Rows from a dataset:

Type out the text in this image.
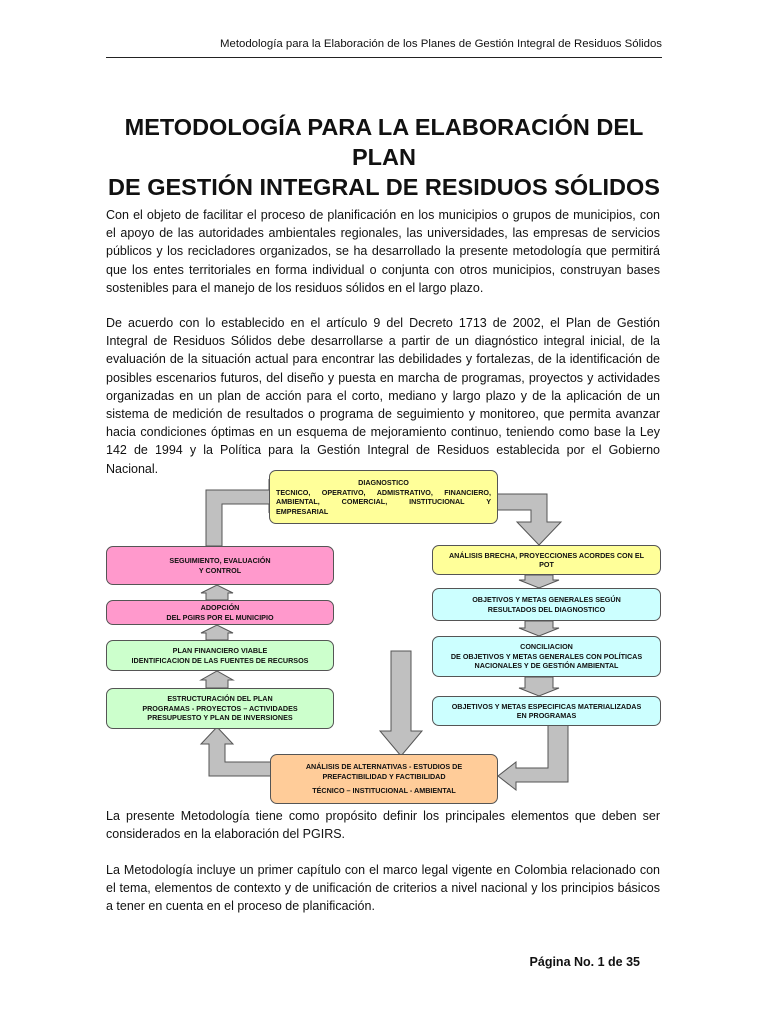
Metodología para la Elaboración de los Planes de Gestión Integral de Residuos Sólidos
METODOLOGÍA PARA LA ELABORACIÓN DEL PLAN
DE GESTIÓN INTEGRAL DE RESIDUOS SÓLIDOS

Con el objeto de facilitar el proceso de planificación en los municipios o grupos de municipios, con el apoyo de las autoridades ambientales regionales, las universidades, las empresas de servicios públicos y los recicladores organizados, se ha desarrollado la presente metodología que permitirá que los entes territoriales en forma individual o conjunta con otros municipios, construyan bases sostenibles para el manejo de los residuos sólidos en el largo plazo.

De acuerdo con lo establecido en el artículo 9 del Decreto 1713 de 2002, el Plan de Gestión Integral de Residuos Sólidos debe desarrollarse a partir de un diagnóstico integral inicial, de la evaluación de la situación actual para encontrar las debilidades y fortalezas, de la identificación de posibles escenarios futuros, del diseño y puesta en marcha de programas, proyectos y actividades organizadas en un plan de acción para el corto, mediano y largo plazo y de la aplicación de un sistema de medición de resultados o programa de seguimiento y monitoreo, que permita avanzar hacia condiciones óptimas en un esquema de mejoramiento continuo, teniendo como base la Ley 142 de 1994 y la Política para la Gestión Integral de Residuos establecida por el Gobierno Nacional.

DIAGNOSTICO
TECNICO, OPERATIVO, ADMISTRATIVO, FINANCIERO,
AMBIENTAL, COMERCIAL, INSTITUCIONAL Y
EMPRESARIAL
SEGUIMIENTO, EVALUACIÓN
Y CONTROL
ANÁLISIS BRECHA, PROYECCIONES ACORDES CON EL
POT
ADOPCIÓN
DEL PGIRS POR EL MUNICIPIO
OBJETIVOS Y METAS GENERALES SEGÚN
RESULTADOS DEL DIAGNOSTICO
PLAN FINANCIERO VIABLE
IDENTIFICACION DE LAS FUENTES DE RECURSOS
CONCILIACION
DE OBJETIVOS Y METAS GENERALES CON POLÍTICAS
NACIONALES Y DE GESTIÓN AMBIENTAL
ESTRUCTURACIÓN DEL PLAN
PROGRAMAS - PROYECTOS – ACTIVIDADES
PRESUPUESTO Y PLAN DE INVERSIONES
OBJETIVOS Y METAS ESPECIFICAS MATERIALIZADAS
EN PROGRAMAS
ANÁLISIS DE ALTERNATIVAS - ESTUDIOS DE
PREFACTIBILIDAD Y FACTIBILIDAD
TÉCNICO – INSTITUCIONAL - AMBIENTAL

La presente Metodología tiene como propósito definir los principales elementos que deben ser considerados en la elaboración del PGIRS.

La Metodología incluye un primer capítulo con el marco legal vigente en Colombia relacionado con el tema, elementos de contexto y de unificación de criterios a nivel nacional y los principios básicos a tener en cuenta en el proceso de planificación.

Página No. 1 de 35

EXERCISE BRIEF:
Search the records for the word "FINANCIERO". Copy every line that has it.

TASK RESPONSE:
TECNICO, OPERATIVO, ADMISTRATIVO, FINANCIERO,
PLAN FINANCIERO VIABLE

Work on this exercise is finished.